- _What is asked_:
Reproduce the material below line for line, without changing any word, number or symbol.

- _Supplied entries_:
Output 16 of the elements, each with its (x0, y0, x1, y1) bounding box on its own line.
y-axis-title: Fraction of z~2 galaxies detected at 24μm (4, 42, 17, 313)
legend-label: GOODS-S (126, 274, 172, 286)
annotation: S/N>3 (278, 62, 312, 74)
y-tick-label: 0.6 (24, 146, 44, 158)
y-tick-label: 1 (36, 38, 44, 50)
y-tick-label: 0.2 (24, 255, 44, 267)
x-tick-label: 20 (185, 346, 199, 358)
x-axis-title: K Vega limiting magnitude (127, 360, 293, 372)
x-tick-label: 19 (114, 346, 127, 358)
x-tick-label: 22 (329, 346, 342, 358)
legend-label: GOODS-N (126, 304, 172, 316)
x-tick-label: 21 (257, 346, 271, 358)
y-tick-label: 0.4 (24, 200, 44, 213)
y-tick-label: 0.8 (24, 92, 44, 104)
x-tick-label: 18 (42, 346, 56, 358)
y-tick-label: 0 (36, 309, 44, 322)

- _Expected answer_:
Output 16 of the elements, each with its (x0, y0, x1, y1) bounding box on its own line.
y-axis-title: Fraction of z~2 galaxies detected at 24μm (4, 42, 17, 313)
legend-label: GOODS-S (126, 274, 172, 286)
annotation: S/N>3 (278, 62, 312, 74)
y-tick-label: 0.6 (24, 146, 44, 158)
y-tick-label: 1 (36, 38, 44, 50)
y-tick-label: 0.2 (24, 255, 44, 267)
x-tick-label: 20 (185, 346, 199, 358)
x-axis-title: K Vega limiting magnitude (127, 360, 293, 372)
x-tick-label: 19 (114, 346, 127, 358)
x-tick-label: 22 (329, 346, 342, 358)
legend-label: GOODS-N (126, 304, 172, 316)
x-tick-label: 21 (257, 346, 271, 358)
y-tick-label: 0.4 (24, 200, 44, 213)
y-tick-label: 0.8 (24, 92, 44, 104)
x-tick-label: 18 (42, 346, 56, 358)
y-tick-label: 0 (36, 309, 44, 322)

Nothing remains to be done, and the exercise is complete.